■ 节选段落:
向量、几何与线性代数

学分：6

本课程将讲述在各数学领域发现的大量重要概念及其应用，主要是在几何学领域的广泛应用。本课程还将讲述复数。复数对数学概念的统一，起到了深远的作用。

向量具备量值和方向特性，是描述线条和平面的自然方式，也成为在力学领域构建物理系统模型的合适语言。矩阵不但可以方便地解答复杂线性方程组，还可以在向量和坐标系统之间进行转化。

这反过来促进了线性代数和向量空间理论的诞生。向量空间概念的抽象化建立了另一个重要的、在数学领域中普遍存在的统合理论。该理论广泛应用于抽象群理论、视频游戏和信号处理技术。本课程将在课堂上讨论欧几里得平面坐标系并详述标准圆锥曲线理论。本课程还将讲述数学归纳法的基本验证方法。

在课程结课时，学生应能够：

• 阐明数学归纳法原理并演示其在典型证明中的应用

• 解答复数，进行标准计算，并理解复数与多项式根数和三角恒等式之间的关系

• 进行向量计算，包括数量积和向量积；运用向量解释直线与平面。

• 进行矩阵计算，包括化归至梯形矩阵并计算逆矩阵和行列式；通过矩阵法解答线性方程组；理解可逆矩阵与有解方程组之间的关系

• 说明向量空间概念及相关概念，如子空间和基体；计算给定例题中的维度和基体

• 理解线性变换的概念、计算给定基中的线性变换基体

• 通过平面上的笛卡儿坐标系和极坐标系找到简单曲线的参量表达式

• 认识、区分并表达各种形式的圆锥曲线

Vector, Geometry and Linear Algebra 向量、几何与线性代数

Credits: 6

This module introduces a number of powerful ideas found in all area of mathematics and its applications that are broadly geometric in flavour. Complex numbers, which turn out to underpin a profound unification of many ideas in mathematics, are introduced.

Vectors, which have both magnitude and direction, provide a natural way to describe lines and planes and are the appropriate language with which to model physical systems in mechanics. Matrices provide both a convenient way to deal with large systems of linear equations and to transform vectors and coordinate systems.

■ 可用数据:
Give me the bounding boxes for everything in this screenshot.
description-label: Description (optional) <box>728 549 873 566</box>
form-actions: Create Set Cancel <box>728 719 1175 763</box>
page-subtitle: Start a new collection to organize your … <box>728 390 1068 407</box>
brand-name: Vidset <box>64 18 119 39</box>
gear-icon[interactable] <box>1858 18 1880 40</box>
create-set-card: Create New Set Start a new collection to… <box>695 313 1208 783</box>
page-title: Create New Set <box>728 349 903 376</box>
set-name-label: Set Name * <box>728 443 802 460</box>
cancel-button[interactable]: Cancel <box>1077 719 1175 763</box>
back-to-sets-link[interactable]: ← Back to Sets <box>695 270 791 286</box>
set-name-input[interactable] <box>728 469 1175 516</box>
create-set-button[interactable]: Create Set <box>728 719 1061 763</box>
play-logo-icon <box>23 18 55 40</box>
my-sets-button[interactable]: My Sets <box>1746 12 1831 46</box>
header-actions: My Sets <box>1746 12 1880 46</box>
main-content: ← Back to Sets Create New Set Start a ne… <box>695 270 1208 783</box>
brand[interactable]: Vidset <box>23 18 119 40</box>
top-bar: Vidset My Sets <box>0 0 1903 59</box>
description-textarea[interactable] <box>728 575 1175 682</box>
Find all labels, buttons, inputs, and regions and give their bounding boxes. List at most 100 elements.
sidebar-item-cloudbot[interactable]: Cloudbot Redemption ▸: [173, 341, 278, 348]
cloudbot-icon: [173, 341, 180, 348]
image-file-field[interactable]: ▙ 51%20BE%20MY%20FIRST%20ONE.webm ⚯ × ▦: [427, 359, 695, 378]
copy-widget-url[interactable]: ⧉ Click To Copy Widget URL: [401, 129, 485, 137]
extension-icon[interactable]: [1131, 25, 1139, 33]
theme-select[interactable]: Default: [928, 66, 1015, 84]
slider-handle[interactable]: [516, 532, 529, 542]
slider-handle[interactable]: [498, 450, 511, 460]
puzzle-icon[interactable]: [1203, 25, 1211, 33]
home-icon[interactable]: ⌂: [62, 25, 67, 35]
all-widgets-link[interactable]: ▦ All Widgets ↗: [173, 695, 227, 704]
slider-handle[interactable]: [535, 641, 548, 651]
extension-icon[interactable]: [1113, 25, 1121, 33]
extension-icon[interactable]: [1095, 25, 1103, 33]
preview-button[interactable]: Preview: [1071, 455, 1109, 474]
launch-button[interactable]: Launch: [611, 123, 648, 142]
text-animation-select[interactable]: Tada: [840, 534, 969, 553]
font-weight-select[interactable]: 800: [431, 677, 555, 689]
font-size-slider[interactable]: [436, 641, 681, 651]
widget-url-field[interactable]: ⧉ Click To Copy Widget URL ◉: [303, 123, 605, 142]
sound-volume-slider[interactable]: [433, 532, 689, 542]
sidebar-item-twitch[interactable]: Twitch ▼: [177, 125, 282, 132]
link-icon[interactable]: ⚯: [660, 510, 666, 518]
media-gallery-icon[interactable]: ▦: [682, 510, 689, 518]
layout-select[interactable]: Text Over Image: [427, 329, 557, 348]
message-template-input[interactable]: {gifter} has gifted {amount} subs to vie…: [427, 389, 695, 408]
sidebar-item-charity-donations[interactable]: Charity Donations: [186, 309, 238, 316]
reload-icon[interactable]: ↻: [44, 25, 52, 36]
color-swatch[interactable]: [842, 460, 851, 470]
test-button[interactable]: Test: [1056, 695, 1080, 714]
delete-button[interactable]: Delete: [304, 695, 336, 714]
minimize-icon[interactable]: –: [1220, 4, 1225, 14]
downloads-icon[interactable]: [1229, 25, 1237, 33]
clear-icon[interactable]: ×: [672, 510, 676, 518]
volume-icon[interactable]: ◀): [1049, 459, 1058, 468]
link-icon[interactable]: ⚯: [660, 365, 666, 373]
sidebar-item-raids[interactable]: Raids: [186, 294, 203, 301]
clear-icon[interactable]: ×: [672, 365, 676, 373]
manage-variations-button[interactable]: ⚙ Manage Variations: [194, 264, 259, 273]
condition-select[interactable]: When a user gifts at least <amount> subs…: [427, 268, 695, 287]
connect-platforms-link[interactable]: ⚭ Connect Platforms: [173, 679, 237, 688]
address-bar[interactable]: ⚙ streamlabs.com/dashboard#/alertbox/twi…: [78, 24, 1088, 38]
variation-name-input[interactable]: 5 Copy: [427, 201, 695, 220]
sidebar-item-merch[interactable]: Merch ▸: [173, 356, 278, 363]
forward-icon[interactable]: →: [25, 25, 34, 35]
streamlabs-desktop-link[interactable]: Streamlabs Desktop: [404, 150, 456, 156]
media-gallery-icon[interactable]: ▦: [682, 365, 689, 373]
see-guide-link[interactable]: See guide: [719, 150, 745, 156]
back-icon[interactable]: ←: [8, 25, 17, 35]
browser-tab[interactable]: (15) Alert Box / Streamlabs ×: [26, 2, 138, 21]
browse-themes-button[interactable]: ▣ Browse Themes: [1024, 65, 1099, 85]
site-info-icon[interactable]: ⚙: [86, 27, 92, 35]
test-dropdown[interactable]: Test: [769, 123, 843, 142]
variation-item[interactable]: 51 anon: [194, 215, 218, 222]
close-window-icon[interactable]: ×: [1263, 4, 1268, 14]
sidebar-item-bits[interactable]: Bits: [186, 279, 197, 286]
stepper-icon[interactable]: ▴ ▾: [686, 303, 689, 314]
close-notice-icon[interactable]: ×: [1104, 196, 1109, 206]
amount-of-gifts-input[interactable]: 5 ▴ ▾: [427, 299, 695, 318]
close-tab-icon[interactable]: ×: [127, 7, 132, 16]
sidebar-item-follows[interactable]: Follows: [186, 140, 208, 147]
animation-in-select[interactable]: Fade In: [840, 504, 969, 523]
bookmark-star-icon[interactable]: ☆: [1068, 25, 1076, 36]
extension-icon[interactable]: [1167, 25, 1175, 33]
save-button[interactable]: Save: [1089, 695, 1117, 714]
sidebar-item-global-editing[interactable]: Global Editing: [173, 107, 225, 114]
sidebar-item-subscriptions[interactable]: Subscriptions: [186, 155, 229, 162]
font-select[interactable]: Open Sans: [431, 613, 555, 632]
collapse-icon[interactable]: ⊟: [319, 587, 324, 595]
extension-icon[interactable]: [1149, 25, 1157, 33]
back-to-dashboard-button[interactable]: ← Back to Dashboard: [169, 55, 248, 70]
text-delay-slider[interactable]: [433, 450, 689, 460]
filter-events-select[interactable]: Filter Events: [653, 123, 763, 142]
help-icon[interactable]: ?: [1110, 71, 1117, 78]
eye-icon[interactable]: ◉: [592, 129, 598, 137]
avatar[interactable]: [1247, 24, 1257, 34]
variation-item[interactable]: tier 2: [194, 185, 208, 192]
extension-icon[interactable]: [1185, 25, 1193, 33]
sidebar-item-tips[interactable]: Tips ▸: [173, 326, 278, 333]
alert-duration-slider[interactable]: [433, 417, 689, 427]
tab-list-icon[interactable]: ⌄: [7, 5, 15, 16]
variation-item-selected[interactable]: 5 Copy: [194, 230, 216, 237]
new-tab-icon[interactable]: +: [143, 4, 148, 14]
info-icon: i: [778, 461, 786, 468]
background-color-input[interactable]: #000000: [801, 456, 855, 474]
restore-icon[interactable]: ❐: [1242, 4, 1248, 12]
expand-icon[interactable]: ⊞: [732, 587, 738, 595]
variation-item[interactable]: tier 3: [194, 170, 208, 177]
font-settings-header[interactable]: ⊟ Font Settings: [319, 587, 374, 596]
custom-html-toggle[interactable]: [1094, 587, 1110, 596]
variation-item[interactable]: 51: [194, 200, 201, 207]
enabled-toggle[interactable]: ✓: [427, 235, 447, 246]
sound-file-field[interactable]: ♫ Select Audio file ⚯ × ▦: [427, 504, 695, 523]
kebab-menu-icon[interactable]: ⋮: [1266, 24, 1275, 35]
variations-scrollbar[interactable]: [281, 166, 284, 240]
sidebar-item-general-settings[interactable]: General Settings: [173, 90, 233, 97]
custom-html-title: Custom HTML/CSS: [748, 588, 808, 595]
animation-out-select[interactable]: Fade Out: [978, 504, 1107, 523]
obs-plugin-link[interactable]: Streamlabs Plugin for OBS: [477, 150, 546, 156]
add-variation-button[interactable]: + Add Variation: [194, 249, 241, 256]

■ 待解问题:
A. 请摘录向量、几何与线性代数课程介绍中从"Vectors, which have"开始、到"and coordinate systems."结束的部分。
B. 用两句话概括向量、几何与线性代数课程介绍。
C. 从向量、几何与线性代数课程介绍停下的地方接着往下写。

■ 练习答案:
A.
Vectors, which have both magnitude and direction, provide a natural way to describe lines and planes and are the appropriate language with which to model physical systems in mechanics. Matrices provide both a convenient way to deal with large systems of linear equations and to transform vectors and coordinate systems.

B. 该课程学分为6，讲述各数学领域中主要应用于几何学的重要概念，包括复数、向量、矩阵和向量空间，并讨论欧几里得平面坐标系、标准圆锥曲线理论和数学归纳法。结课时，学生应能运用数学归纳法进行证明，完成复数、向量和矩阵的计算，用矩阵法解答线性方程组，理解向量空间和线性变换的概念，找到简单曲线的参量表达式，并认识和表达各种圆锥曲线。

C.
This in turn leads to the theory of linear algebra and vector spaces. The abstraction of the notion of a vector space is another powerful unifying theory that is found across mathematics, with applications in abstract group theory, video games and signal processing. Coordinate systems for the Euclidean plane are discussed and the standard theory of conic sections is developed. The module also introduces the fundamental proof technique of Mathematical Induction.

By the end of the module, students should be able to:

• State the Principle of Mathematical Induction and demonstrate its use in typical proofs.

• Work with complex numbers, perform standard calculations, and appreciate the relationship to the roots of polynomials and trigonometric identities.

• Perform vector calculations, including scalar and vector products, and describe lines and planes in terms of vectors.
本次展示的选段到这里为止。